■ Instructions for the task
Your task is to transcribe the data in full.

■ Data shown
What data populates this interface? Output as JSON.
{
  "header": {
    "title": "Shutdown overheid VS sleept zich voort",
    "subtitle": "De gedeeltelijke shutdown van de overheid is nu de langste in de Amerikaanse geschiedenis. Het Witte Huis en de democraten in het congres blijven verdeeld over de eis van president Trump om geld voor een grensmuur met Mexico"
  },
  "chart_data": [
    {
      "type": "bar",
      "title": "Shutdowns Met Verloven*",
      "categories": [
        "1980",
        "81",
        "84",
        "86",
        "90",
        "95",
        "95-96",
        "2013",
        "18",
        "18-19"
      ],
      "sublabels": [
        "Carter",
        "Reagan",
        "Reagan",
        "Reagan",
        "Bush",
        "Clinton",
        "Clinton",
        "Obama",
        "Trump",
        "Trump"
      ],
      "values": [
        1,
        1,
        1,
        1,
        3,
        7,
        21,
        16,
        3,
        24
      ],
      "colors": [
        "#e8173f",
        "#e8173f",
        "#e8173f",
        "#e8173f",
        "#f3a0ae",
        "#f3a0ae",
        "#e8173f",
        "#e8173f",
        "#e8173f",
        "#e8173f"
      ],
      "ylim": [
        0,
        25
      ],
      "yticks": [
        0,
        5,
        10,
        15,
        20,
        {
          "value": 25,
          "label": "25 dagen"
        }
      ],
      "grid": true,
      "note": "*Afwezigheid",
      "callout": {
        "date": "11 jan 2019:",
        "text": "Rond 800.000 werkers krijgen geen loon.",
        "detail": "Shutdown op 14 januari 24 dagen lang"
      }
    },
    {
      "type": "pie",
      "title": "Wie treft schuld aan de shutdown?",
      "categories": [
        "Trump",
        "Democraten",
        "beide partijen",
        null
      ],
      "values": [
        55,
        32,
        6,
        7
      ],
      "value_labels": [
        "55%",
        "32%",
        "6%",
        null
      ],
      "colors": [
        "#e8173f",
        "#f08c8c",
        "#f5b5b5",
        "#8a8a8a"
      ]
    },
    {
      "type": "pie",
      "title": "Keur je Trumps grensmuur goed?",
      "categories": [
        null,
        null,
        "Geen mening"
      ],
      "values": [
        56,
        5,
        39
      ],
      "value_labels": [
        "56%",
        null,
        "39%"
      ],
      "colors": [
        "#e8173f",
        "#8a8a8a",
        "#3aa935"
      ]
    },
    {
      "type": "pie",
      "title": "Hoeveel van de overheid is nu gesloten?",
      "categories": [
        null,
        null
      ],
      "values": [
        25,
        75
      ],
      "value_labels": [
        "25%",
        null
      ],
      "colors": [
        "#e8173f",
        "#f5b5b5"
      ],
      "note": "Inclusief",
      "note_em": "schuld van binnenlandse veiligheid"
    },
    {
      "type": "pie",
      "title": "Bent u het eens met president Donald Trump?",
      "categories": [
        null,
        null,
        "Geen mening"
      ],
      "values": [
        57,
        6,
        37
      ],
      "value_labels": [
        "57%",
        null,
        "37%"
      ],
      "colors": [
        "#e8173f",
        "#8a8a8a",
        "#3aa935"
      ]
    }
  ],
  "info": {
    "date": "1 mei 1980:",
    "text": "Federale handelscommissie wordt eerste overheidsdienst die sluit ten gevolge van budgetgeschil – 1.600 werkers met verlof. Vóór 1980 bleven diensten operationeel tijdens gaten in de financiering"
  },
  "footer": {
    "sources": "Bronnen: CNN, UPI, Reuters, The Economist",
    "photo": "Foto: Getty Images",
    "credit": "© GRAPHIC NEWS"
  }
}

■ Result for this exercise
What data populates this interface? Output as JSON.
{
  "header": {
    "title": "Shutdown overheid VS sleept zich voort",
    "subtitle": "De gedeeltelijke shutdown van de overheid is nu de langste in de Amerikaanse geschiedenis. Het Witte Huis en de democraten in het congres blijven verdeeld over de eis van president Trump om geld voor een grensmuur met Mexico"
  },
  "chart_data": [
    {
      "type": "bar",
      "title": "Shutdowns Met Verloven*",
      "categories": [
        "1980",
        "81",
        "84",
        "86",
        "90",
        "95",
        "95-96",
        "2013",
        "18",
        "18-19"
      ],
      "sublabels": [
        "Carter",
        "Reagan",
        "Reagan",
        "Reagan",
        "Bush",
        "Clinton",
        "Clinton",
        "Obama",
        "Trump",
        "Trump"
      ],
      "values": [
        1,
        1,
        1,
        1,
        3,
        7,
        21,
        16,
        3,
        24
      ],
      "colors": [
        "#e8173f",
        "#e8173f",
        "#e8173f",
        "#e8173f",
        "#f3a0ae",
        "#f3a0ae",
        "#e8173f",
        "#e8173f",
        "#e8173f",
        "#e8173f"
      ],
      "ylim": [
        0,
        25
      ],
      "yticks": [
        0,
        5,
        10,
        15,
        20,
        {
          "value": 25,
          "label": "25 dagen"
        }
      ],
      "grid": true,
      "note": "*Afwezigheid",
      "callout": {
        "date": "11 jan 2019:",
        "text": "Rond 800.000 werkers krijgen geen loon.",
        "detail": "Shutdown op 14 januari 24 dagen lang"
      }
    },
    {
      "type": "pie",
      "title": "Wie treft schuld aan de shutdown?",
      "categories": [
        "Trump",
        "Democraten",
        "beide partijen",
        null
      ],
      "values": [
        55,
        32,
        6,
        7
      ],
      "value_labels": [
        "55%",
        "32%",
        "6%",
        null
      ],
      "colors": [
        "#e8173f",
        "#f08c8c",
        "#f5b5b5",
        "#8a8a8a"
      ]
    },
    {
      "type": "pie",
      "title": "Keur je Trumps grensmuur goed?",
      "categories": [
        null,
        null,
        "Geen mening"
      ],
      "values": [
        56,
        5,
        39
      ],
      "value_labels": [
        "56%",
        null,
        "39%"
      ],
      "colors": [
        "#e8173f",
        "#8a8a8a",
        "#3aa935"
      ]
    },
    {
      "type": "pie",
      "title": "Hoeveel van de overheid is nu gesloten?",
      "categories": [
        null,
        null
      ],
      "values": [
        25,
        75
      ],
      "value_labels": [
        "25%",
        null
      ],
      "colors": [
        "#e8173f",
        "#f5b5b5"
      ],
      "note": "Inclusief",
      "note_em": "schuld van binnenlandse veiligheid"
    },
    {
      "type": "pie",
      "title": "Bent u het eens met president Donald Trump?",
      "categories": [
        null,
        null,
        "Geen mening"
      ],
      "values": [
        57,
        6,
        37
      ],
      "value_labels": [
        "57%",
        null,
        "37%"
      ],
      "colors": [
        "#e8173f",
        "#8a8a8a",
        "#3aa935"
      ]
    }
  ],
  "info": {
    "date": "1 mei 1980:",
    "text": "Federale handelscommissie wordt eerste overheidsdienst die sluit ten gevolge van budgetgeschil – 1.600 werkers met verlof. Vóór 1980 bleven diensten operationeel tijdens gaten in de financiering"
  },
  "footer": {
    "sources": "Bronnen: CNN, UPI, Reuters, The Economist",
    "photo": "Foto: Getty Images",
    "credit": "© GRAPHIC NEWS"
  }
}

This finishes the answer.